Job :: What is the number of lines holding the word "this"? Give that number alone.

Records from a collection of figures:
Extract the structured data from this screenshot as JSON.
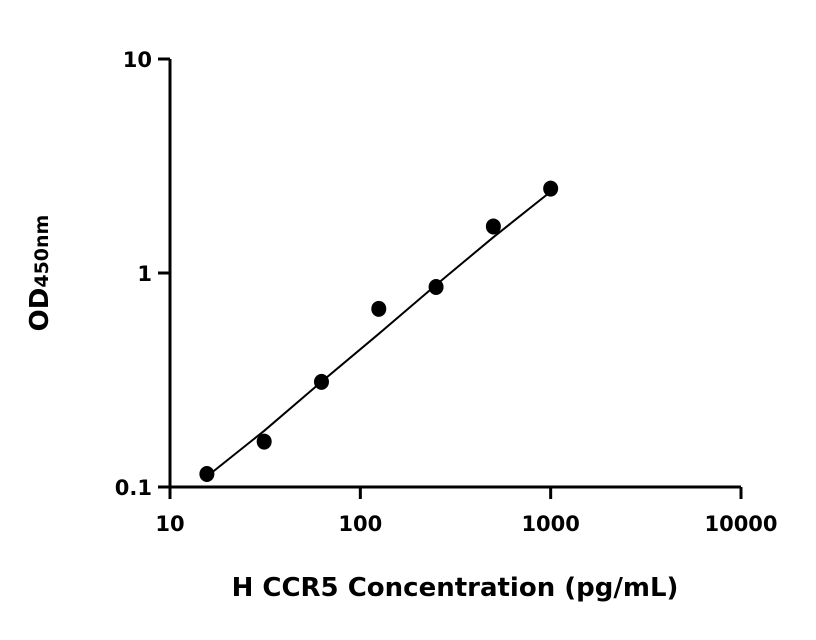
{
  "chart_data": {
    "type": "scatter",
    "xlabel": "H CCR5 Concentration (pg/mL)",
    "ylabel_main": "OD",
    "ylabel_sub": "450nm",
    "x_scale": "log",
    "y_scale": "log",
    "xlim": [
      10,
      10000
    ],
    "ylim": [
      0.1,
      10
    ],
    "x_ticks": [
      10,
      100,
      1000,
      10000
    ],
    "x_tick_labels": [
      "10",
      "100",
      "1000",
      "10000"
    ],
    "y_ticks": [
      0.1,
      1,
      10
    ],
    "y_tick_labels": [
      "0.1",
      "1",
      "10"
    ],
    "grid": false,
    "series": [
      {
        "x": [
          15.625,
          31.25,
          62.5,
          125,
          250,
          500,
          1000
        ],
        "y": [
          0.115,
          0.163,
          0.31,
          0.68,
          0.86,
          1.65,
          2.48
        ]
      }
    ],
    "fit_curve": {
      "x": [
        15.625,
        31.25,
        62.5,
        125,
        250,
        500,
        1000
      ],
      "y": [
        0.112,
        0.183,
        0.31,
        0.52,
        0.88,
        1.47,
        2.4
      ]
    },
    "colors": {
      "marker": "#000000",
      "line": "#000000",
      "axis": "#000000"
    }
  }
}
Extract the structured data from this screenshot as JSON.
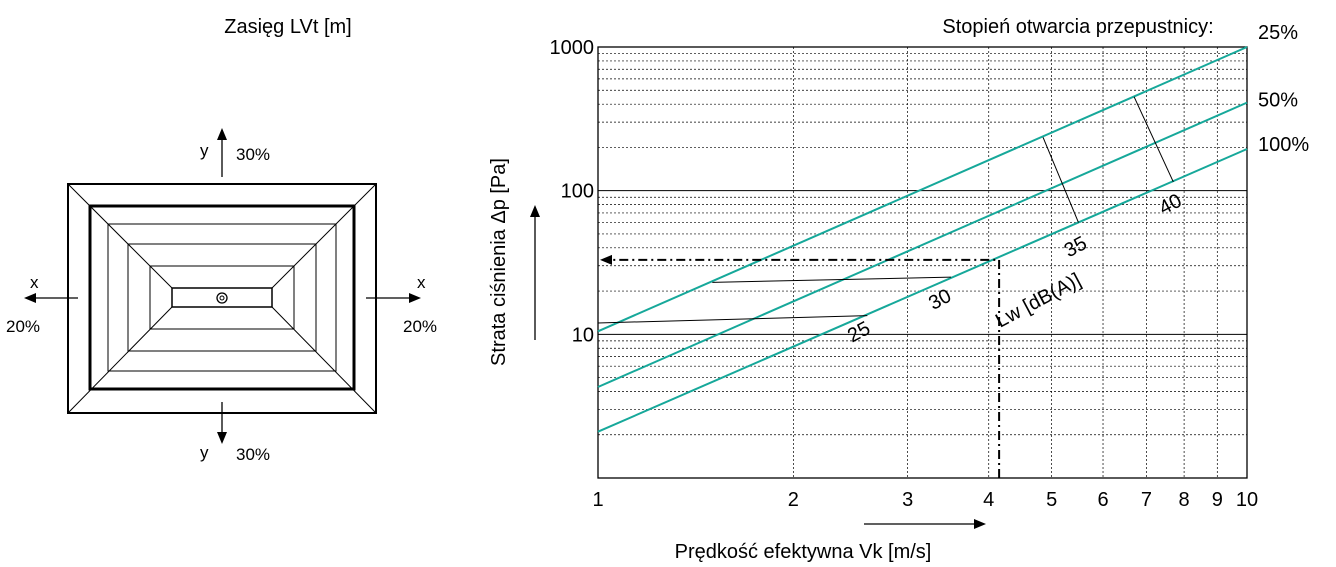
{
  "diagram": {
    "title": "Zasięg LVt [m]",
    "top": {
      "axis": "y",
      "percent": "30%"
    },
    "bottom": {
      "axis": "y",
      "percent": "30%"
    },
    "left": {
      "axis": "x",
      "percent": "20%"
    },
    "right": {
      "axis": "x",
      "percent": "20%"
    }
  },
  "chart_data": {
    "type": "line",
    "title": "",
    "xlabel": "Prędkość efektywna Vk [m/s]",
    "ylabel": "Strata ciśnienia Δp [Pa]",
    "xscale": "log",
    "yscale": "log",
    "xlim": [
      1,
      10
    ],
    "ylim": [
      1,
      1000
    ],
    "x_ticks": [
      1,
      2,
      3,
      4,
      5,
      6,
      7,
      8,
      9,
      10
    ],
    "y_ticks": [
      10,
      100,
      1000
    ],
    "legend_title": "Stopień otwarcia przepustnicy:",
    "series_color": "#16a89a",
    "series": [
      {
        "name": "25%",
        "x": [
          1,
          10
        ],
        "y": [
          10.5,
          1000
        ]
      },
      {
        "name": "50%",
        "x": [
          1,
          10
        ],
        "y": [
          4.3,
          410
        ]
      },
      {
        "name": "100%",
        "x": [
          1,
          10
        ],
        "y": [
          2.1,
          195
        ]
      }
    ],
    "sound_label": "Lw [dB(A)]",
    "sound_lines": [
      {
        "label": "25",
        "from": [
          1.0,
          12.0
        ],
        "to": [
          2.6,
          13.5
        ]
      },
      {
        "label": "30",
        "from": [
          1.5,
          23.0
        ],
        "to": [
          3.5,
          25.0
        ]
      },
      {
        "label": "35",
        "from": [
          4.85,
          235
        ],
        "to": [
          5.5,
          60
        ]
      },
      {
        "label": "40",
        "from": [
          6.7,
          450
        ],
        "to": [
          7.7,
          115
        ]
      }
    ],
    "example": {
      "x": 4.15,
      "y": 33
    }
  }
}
* * *
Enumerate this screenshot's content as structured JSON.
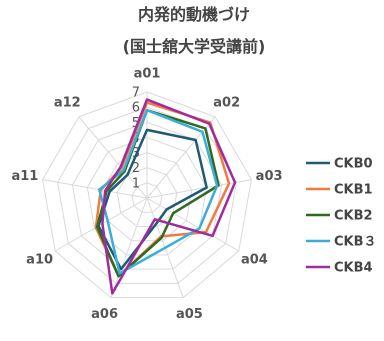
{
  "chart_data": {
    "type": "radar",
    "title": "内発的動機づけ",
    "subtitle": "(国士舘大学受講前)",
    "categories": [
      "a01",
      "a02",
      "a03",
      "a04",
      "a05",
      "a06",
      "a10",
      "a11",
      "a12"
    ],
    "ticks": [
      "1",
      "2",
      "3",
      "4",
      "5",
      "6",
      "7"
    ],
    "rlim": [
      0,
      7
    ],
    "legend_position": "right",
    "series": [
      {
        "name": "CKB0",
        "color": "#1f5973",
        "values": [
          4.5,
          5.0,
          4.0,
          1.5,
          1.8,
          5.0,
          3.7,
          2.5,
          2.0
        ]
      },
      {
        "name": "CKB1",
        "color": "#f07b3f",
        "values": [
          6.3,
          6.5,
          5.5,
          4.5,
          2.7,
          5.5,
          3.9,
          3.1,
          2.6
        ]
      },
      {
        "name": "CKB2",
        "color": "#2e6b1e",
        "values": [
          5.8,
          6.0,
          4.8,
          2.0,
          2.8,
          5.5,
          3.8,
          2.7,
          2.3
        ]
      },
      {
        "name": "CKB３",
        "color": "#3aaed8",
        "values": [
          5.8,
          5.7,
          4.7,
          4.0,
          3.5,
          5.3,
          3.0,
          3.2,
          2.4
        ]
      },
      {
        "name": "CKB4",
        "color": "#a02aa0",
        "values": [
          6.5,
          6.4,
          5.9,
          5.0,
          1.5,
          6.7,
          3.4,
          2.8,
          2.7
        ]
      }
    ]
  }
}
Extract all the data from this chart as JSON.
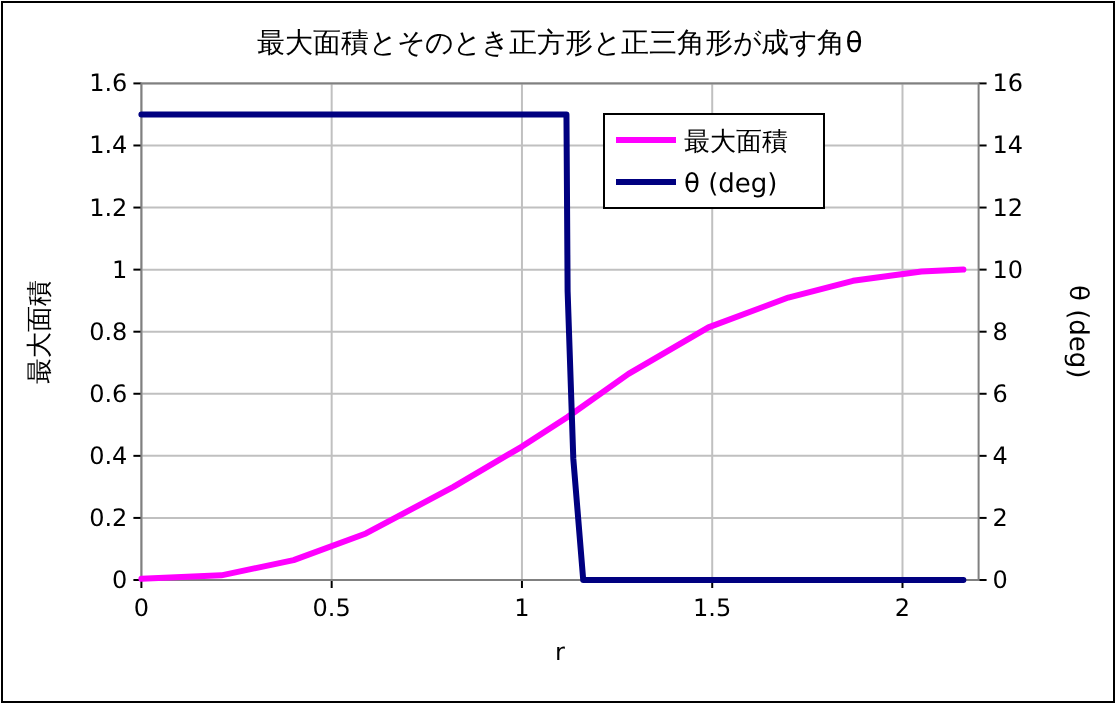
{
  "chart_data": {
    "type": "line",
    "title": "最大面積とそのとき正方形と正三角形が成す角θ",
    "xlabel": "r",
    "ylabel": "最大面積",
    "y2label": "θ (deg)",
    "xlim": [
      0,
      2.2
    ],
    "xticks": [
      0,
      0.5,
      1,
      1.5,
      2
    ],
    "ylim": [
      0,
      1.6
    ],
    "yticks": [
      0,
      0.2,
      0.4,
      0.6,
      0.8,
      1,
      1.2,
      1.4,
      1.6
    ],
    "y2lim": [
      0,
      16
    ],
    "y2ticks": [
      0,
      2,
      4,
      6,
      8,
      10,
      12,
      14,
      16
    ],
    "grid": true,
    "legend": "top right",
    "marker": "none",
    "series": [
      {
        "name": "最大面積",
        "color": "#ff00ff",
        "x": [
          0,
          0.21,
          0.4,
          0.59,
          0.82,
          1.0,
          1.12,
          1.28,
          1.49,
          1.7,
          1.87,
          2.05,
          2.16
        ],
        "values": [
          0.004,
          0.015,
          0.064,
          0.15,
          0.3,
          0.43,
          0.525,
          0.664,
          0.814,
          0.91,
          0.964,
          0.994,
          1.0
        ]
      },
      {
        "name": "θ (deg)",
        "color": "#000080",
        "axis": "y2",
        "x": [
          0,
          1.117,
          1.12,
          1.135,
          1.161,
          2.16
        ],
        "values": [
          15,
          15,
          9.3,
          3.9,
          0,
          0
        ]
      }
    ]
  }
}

Written response :: 4